*Exercise brief*: Reply with one number: the count of lines in the data that hold the string "name".
== == ==
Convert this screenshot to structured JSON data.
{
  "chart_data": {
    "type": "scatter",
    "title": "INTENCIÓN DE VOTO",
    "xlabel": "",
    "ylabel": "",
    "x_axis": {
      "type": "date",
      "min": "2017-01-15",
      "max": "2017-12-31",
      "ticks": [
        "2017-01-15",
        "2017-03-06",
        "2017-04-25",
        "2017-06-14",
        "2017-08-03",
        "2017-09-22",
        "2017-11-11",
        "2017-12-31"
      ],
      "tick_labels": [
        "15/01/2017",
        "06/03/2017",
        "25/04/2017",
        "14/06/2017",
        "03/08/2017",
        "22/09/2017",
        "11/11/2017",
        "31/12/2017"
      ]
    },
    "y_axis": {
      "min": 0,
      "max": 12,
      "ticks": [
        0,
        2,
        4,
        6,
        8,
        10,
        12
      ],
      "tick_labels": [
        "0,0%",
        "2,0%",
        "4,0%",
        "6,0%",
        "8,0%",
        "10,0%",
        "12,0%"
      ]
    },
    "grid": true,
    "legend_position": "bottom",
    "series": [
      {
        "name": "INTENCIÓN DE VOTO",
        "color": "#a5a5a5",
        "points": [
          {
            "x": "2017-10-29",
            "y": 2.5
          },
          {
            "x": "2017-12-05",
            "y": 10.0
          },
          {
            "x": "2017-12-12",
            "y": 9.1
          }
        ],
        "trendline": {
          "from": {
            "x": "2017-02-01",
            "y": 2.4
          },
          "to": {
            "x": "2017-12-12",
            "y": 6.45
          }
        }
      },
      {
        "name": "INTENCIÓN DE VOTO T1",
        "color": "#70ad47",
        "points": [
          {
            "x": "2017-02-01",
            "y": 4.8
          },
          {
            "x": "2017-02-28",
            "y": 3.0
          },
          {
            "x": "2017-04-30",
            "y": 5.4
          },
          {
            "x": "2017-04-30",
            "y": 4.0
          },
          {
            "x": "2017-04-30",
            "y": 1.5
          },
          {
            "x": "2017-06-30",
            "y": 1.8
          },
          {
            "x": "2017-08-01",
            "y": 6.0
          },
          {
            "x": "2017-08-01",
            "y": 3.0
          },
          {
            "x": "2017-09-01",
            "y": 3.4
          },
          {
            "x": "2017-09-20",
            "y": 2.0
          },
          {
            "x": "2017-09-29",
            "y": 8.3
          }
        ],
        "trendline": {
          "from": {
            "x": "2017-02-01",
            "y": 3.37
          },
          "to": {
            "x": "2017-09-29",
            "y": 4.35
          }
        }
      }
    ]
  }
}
== == ==
*Full response*: 2